§ **Task**:
Keep only the lines that hold the string "プロパティ", filtering out the rest of the entries below.

§ **Dataset items**:
----------
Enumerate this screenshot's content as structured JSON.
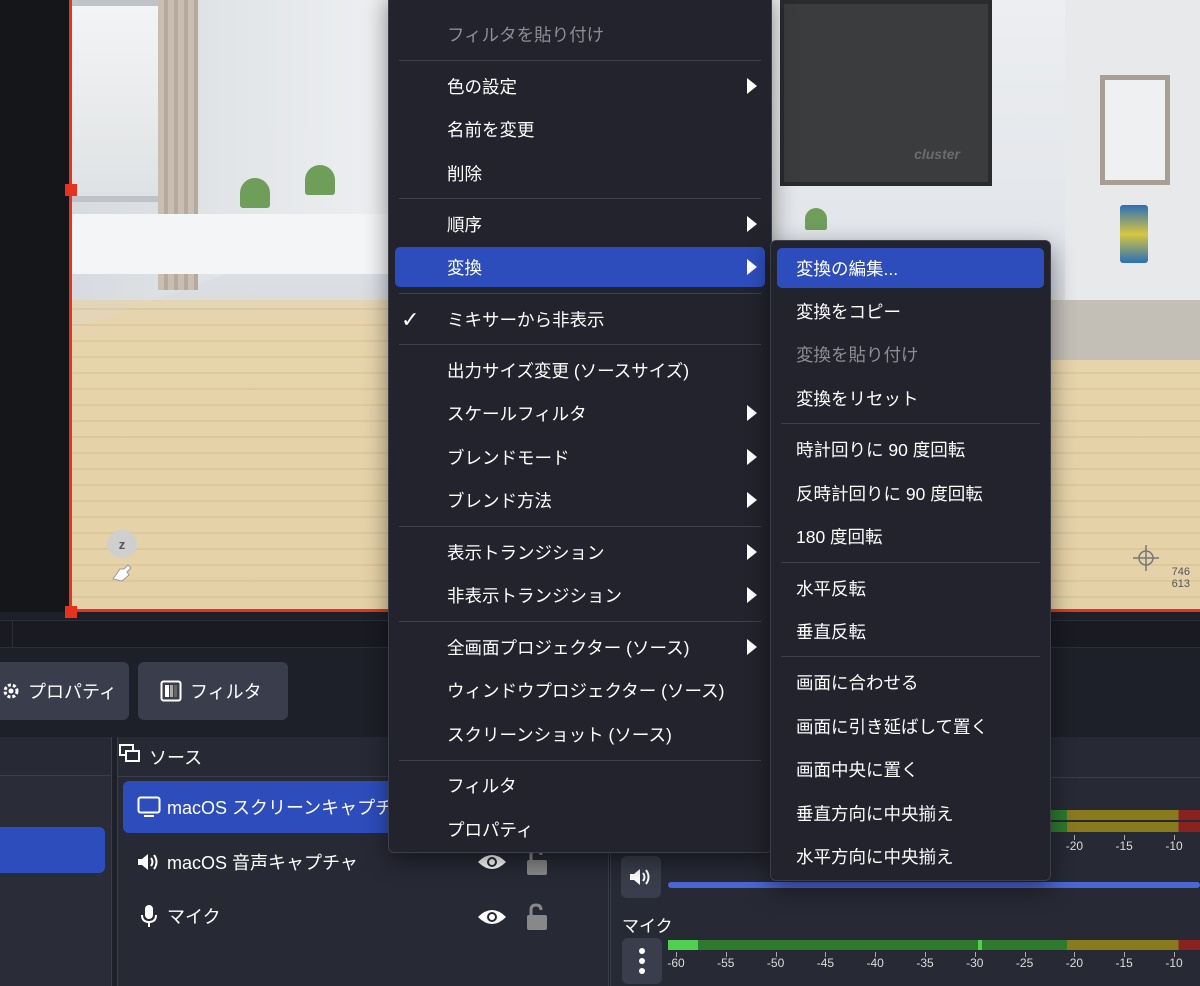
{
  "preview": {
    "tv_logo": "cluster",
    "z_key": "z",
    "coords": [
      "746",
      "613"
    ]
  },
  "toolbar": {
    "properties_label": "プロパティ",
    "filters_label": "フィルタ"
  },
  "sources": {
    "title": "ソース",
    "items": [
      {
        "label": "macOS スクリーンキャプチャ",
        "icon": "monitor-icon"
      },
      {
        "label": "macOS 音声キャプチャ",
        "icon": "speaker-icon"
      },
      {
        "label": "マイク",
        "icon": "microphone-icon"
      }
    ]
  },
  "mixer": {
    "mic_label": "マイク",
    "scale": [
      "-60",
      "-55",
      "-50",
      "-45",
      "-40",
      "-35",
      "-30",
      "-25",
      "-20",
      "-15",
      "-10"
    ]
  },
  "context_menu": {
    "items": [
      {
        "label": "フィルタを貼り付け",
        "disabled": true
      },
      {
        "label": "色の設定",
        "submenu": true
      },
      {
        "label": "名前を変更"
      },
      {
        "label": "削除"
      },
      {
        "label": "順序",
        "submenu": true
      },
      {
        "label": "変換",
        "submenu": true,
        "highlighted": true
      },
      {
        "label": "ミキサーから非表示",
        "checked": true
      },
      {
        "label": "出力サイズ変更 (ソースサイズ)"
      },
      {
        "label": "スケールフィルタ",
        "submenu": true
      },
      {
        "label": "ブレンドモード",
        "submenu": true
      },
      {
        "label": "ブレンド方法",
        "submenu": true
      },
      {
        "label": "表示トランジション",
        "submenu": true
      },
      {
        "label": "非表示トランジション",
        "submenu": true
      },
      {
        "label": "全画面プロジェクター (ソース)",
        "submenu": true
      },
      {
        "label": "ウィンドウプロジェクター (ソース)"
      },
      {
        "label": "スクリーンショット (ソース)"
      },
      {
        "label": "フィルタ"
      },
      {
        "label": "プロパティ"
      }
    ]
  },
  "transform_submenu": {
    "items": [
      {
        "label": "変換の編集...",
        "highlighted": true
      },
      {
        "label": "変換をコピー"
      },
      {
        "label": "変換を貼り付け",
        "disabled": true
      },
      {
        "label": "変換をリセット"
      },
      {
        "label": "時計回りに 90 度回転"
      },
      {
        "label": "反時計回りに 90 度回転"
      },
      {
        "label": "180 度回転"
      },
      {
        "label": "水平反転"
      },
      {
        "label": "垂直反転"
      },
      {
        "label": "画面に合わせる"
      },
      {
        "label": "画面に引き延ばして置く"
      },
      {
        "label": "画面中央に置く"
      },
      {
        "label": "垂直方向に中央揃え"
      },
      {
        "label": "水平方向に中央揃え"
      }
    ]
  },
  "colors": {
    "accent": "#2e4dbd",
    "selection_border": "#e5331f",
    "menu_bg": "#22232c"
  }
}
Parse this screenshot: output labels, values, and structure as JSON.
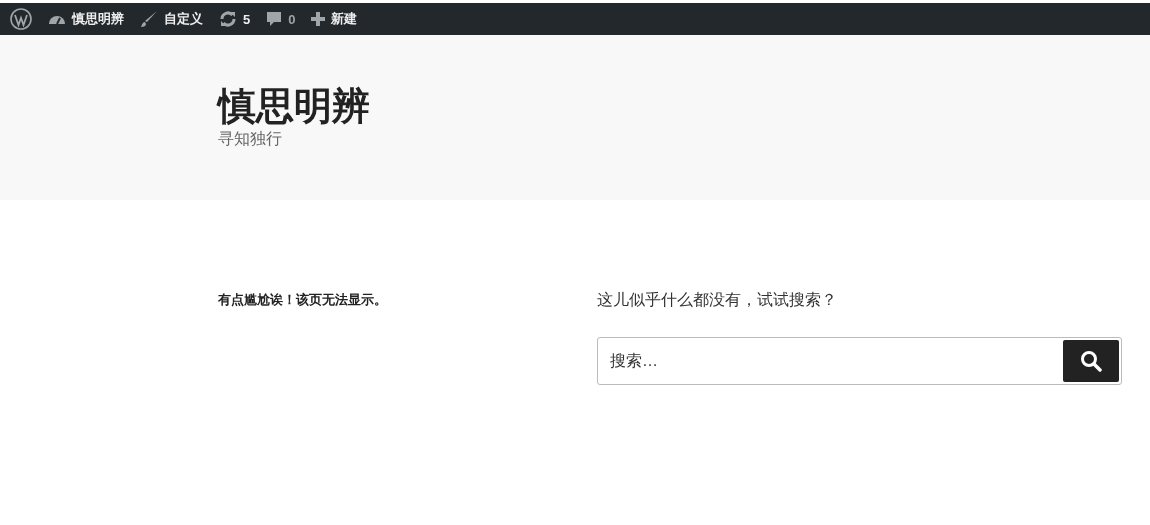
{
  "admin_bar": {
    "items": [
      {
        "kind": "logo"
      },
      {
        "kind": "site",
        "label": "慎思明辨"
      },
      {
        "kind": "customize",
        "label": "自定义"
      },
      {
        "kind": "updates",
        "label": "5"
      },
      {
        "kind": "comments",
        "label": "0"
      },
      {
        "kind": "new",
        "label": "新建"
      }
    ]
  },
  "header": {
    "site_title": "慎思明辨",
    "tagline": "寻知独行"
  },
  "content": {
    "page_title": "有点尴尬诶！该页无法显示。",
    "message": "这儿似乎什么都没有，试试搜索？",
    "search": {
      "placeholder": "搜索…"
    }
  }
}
----------
§ **Written response**:
    "properties_label": "プロパティ",
        "label": "プロパティ"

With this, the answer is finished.